──────── DATA ENTRIES

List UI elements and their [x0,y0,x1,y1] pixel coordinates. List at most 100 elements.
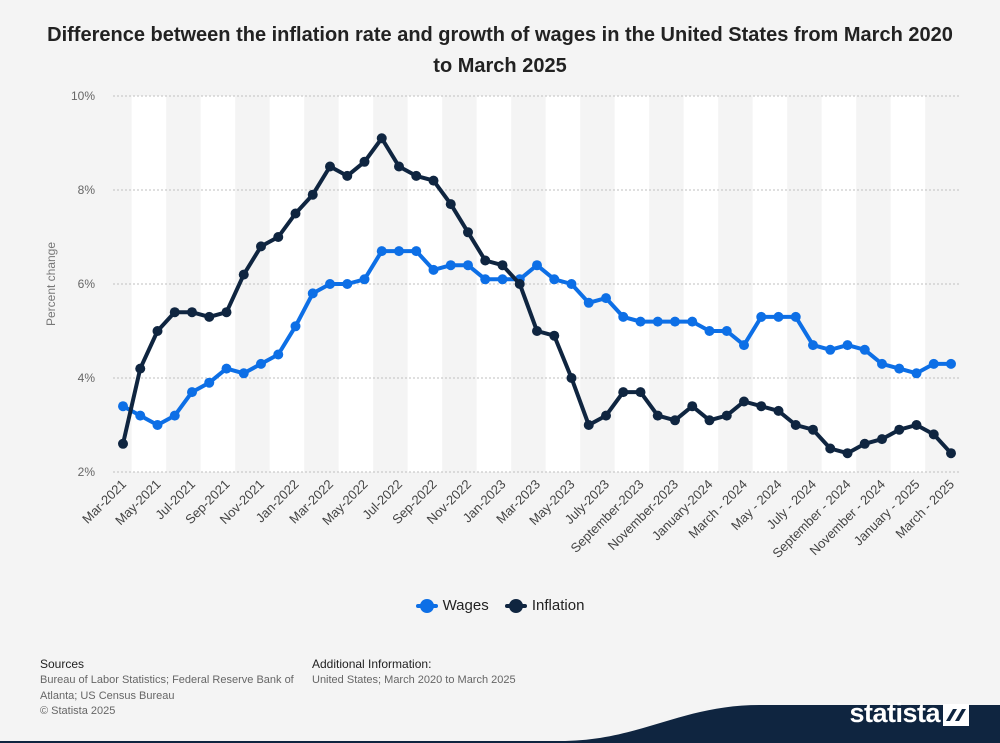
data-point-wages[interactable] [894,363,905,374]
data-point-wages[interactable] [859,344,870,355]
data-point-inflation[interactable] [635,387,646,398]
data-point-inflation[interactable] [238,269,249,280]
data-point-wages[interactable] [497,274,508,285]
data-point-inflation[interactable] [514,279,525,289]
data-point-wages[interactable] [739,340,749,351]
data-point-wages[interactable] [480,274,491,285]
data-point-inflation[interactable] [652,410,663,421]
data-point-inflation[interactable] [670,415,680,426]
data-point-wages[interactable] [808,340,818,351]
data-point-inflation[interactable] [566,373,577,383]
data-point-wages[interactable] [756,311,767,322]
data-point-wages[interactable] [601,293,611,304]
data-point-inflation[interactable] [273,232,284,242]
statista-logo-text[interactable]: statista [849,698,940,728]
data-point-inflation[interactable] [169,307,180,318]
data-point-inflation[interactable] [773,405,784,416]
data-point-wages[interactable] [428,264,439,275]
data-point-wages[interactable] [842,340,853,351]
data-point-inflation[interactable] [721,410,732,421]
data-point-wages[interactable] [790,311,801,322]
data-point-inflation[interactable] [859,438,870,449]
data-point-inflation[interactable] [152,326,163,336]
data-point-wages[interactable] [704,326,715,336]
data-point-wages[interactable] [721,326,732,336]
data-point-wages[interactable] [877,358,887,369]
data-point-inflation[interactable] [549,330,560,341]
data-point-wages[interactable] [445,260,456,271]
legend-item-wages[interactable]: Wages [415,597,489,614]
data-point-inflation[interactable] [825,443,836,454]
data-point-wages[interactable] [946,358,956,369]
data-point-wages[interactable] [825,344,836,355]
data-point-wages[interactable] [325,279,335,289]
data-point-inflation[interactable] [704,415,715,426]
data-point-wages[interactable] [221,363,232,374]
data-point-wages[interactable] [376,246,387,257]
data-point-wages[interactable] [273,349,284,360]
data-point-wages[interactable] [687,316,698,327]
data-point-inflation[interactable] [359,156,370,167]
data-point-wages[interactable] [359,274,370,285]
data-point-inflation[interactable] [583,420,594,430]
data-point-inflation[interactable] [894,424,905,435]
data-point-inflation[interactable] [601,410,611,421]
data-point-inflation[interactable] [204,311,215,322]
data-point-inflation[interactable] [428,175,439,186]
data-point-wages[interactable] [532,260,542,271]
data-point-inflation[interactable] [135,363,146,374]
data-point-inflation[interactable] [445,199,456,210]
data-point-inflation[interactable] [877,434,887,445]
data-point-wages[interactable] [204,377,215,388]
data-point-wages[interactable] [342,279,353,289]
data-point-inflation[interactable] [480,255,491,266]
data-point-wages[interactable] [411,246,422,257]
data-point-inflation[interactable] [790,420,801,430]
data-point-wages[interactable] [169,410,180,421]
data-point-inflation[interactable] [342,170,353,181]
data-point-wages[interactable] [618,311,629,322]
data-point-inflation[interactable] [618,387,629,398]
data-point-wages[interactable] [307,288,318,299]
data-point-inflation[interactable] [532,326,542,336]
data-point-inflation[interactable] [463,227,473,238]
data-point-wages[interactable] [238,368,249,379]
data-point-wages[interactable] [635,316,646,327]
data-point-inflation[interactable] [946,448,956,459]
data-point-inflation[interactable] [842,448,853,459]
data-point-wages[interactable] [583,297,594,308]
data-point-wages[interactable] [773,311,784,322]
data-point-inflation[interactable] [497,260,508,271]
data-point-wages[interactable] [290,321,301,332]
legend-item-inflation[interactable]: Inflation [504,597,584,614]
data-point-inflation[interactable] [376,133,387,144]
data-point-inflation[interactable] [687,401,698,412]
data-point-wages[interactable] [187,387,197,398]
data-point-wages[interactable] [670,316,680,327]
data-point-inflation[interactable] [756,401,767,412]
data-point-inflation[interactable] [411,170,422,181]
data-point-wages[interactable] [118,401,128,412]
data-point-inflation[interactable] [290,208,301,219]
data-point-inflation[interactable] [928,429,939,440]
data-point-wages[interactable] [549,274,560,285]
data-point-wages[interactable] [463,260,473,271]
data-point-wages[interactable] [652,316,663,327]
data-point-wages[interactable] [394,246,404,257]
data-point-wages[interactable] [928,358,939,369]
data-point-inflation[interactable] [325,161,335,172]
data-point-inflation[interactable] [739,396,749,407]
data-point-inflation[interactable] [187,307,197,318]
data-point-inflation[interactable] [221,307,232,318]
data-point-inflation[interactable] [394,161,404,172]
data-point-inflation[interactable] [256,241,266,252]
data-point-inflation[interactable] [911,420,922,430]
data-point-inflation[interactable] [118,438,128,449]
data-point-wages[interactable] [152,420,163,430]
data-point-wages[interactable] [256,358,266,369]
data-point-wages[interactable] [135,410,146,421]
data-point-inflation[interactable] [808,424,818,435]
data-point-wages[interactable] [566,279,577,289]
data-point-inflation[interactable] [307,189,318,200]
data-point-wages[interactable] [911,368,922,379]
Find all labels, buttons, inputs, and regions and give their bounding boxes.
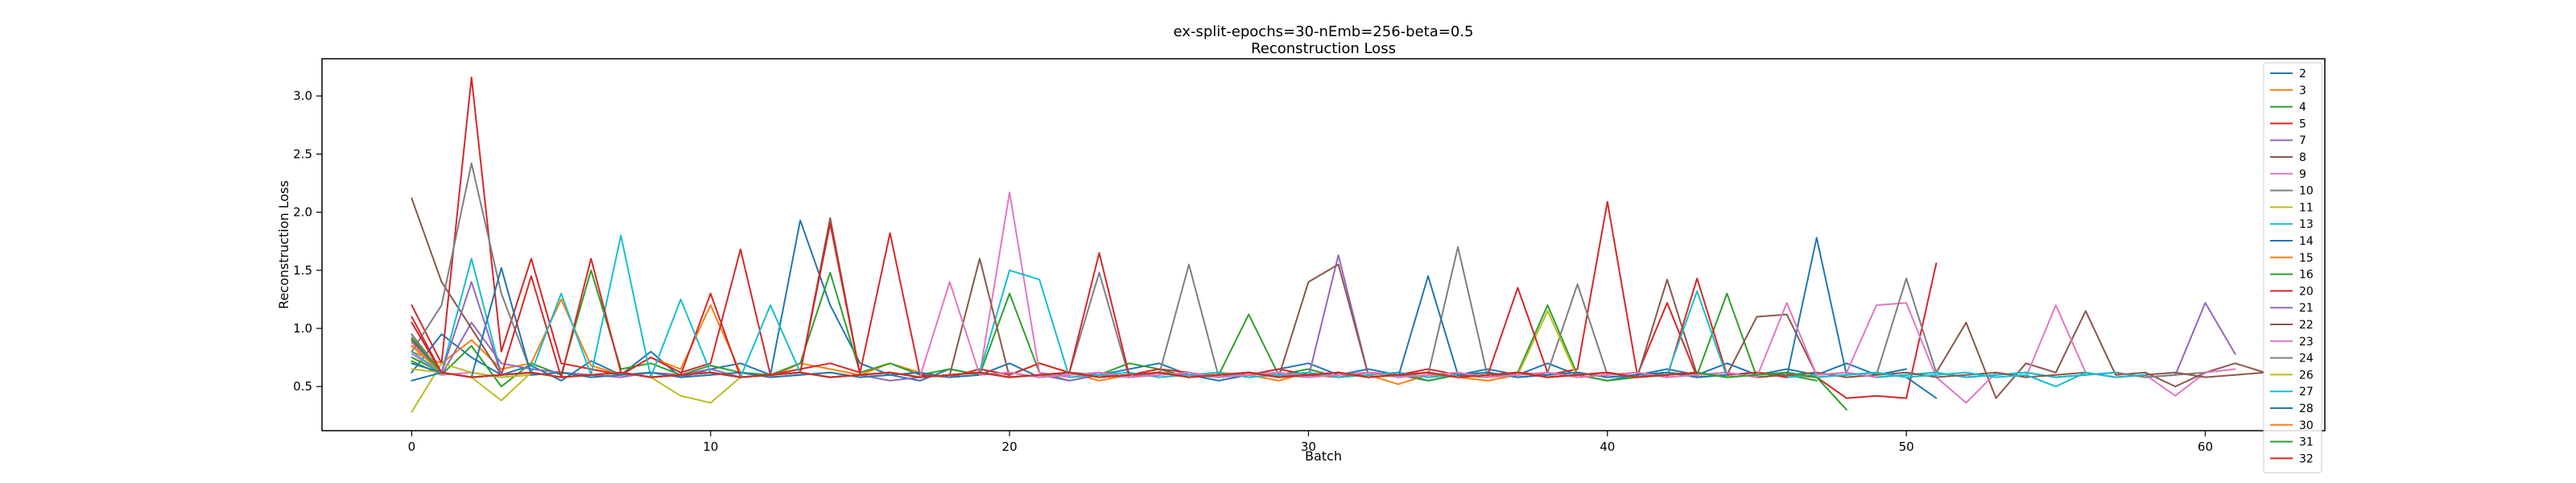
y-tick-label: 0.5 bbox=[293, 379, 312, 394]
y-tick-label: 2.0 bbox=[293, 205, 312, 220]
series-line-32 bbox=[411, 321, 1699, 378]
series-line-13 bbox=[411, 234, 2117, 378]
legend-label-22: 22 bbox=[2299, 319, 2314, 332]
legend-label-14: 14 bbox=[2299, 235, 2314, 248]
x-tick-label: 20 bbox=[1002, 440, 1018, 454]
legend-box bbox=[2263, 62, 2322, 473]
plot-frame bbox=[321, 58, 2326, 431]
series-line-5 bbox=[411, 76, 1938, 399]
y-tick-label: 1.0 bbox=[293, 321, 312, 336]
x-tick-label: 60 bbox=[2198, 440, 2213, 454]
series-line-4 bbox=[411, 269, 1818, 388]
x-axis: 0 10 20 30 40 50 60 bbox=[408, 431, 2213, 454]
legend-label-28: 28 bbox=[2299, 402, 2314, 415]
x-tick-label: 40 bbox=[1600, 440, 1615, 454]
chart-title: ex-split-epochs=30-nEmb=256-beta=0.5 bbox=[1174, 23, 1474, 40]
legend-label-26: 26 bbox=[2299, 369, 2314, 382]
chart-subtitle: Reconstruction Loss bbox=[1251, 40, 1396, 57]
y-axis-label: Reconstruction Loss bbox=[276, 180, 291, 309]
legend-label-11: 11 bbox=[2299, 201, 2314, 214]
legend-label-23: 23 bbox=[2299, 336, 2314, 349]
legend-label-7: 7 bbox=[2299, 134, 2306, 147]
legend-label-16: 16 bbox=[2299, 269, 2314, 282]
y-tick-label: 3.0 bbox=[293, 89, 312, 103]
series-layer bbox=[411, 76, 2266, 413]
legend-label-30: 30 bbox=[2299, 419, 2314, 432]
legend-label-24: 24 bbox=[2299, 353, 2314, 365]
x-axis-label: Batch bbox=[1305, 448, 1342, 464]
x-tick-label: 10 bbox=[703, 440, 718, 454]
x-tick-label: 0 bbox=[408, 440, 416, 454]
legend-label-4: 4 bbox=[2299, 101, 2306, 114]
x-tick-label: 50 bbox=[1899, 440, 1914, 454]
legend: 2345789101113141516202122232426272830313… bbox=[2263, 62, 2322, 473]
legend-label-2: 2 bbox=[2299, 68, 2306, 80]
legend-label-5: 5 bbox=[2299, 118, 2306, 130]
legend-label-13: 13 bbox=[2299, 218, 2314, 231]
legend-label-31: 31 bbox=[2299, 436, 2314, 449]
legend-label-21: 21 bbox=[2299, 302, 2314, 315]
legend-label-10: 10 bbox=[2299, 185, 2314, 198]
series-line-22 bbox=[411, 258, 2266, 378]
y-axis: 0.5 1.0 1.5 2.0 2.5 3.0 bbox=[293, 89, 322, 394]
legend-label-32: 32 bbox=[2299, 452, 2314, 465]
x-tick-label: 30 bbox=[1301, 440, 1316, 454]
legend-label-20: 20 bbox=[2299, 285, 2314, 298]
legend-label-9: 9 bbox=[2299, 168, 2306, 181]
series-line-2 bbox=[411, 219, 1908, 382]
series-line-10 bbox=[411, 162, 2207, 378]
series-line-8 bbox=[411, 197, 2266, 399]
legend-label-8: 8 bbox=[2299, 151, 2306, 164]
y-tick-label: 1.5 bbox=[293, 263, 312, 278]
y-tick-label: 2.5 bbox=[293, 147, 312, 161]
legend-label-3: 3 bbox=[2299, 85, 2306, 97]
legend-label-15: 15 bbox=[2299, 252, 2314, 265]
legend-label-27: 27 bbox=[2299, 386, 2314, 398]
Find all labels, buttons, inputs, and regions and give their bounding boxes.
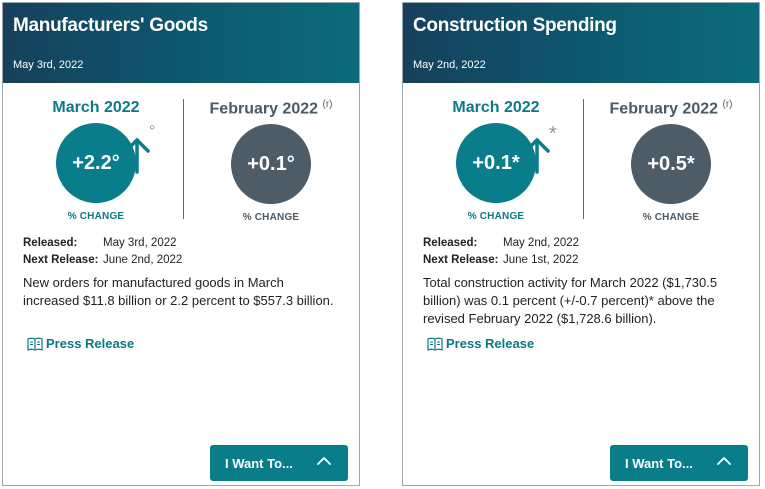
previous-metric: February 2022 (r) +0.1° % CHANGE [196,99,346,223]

────────────────

## TASK TO COMPLETE
In the material above, swap "data-point-wages" for "data-point-earnings" and give the lines again with everything else unchanged. Begin at the line that has "data-point-wages[interactable] [894,363,905,374]" and stop after the line that has "data-point-inflation[interactable] [652,410,663,421]".

## WORKED SOLUTION
data-point-earnings[interactable] [894,363,905,374]
data-point-earnings[interactable] [859,344,870,355]
data-point-inflation[interactable] [635,387,646,398]
data-point-inflation[interactable] [238,269,249,280]
data-point-earnings[interactable] [497,274,508,285]
data-point-inflation[interactable] [514,279,525,289]
data-point-earnings[interactable] [739,340,749,351]
data-point-earnings[interactable] [480,274,491,285]
data-point-inflation[interactable] [652,410,663,421]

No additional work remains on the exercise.